* Document extract
[START]

What bothers me is that they've been doing it for so long - if that ex-pastor is to be believed - presicely because it'll create a receptive environment for their theocracy. And being fair, I can see what he means. It might just be me only paying attention to US politics for the last seven years or so, but I've never heard of any period in modern US history with a greater number of idiots calling for just such a government.
It isn't really a conspiracy when it is a stated goal of a group.

I guess you're right on that one. Given how underhanded the bastards are being at it, it might arguably still fit the term. So what shall we call it?

I'll just copypasta a bit from the ex-pastor's article that illustrates what I mean.

 

"I want you to know that the fundamentalist political movement is the beginning of a cultural revolution that will take our nation to a very dark place. You have to understand that this has been methodically planned and is being carried out with the utmost vigilance. In accordance with their worldview, my old friends do not in the least care about what you think. They are against democracy, and they are seeking to end the rule of the majority in our great country."

 

If that's true - and I'd hope he has some evidence to back it up, but I can see why they wouldn't want to mention this shit in writing - then people better start pushing back. Hard.

The philosophy they are open about says that citizens should not be given the rights to sin or not, for that makes the nation sinful.  That is directly against freedom of speech, religion and democracy in general.  Why else would they fight for the laws they do?

 

Maybe I'm just paranoid, but I don't see their schemes to fundamentally change US government as going on in the dark, it seems right out in front to me. 

That's not what was meant about a 'dark place'.  You pulled that one word out and applied it to a part of the statement that it wasn't referring to.  The dark place is where we would end up if they were allowed to succeed ... like the dark ages.
Yeah, that'd basically be the Bad Ending for American society. Which is a pity, 'cause it was started as the most ambitious attempt at an enlightened society in human history up to that point.

[END]

* Data section
[START]

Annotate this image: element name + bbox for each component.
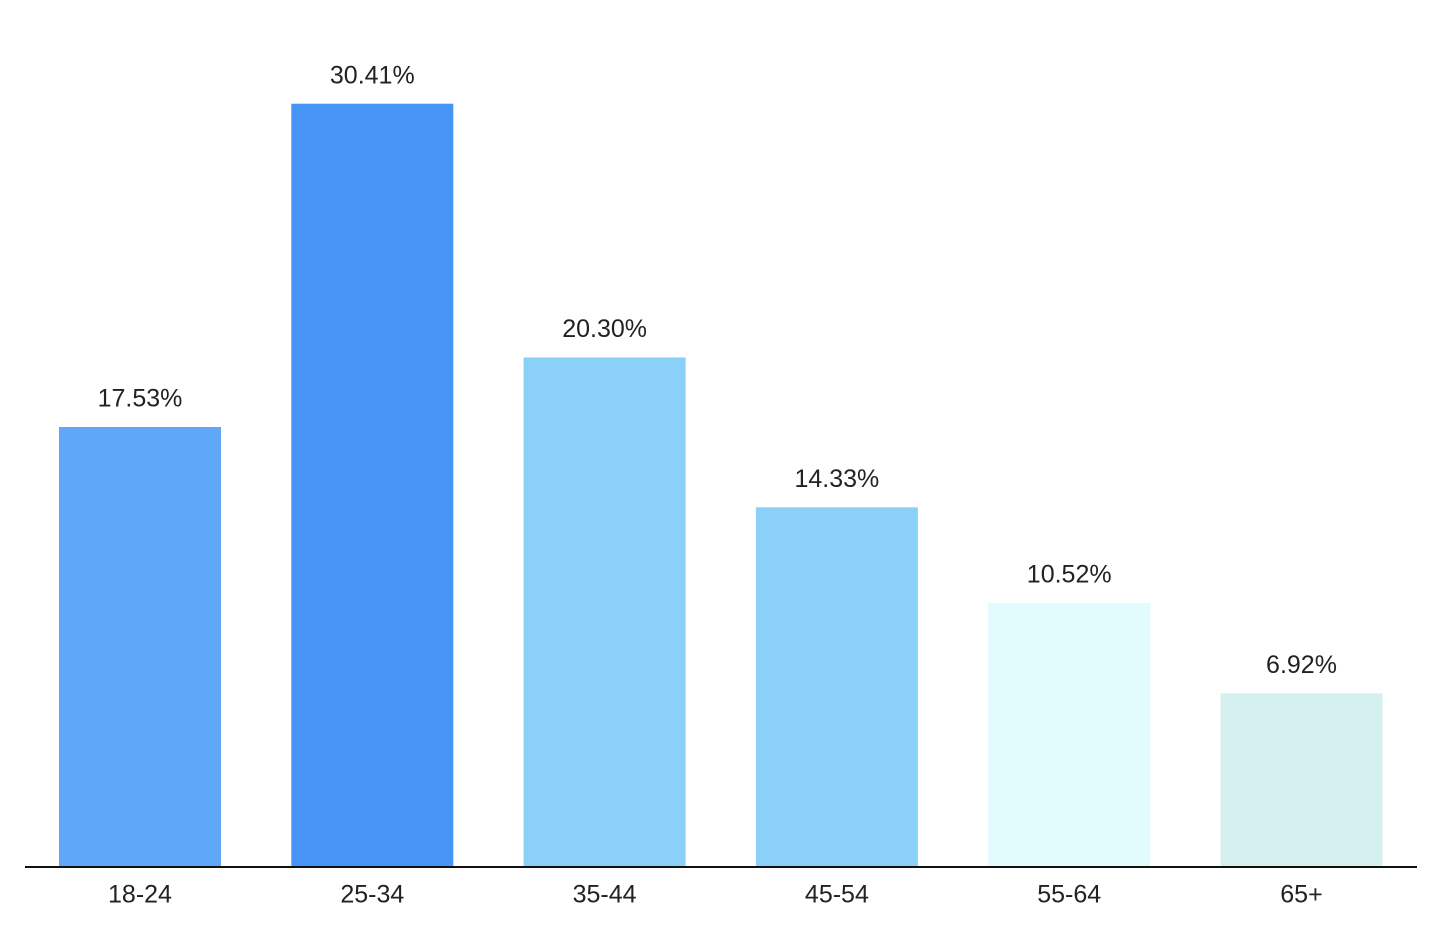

[END]

* Set tasks
**a.** Can you return the forum thread on the fundamentalist political movement from "The philosophy they" to "to that point.", copied without any changes?
**b.** In the forum thread on the fundamentalist political movement, why does one reply say the ex-pastor's "dark place" remark was misread?

* Responses for each task
**a.**
The philosophy they are open about says that citizens should not be given the rights to sin or not, for that makes the nation sinful.  That is directly against freedom of speech, religion and democracy in general.  Why else would they fight for the laws they do?

 

Maybe I'm just paranoid, but I don't see their schemes to fundamentally change US government as going on in the dark, it seems right out in front to me. 

That's not what was meant about a 'dark place'.  You pulled that one word out and applied it to a part of the statement that it wasn't referring to.  The dark place is where we would end up if they were allowed to succeed ... like the dark ages.
Yeah, that'd basically be the Bad Ending for American society. Which is a pity, 'cause it was started as the most ambitious attempt at an enlightened society in human history up to that point.

**b.** The earlier poster pulled that one word out and applied it to a part of the statement it wasn't referring to. The "dark place" means where the nation would end up if the movement were allowed to succeed, like the dark ages. It does not mean schemes going on in the dark.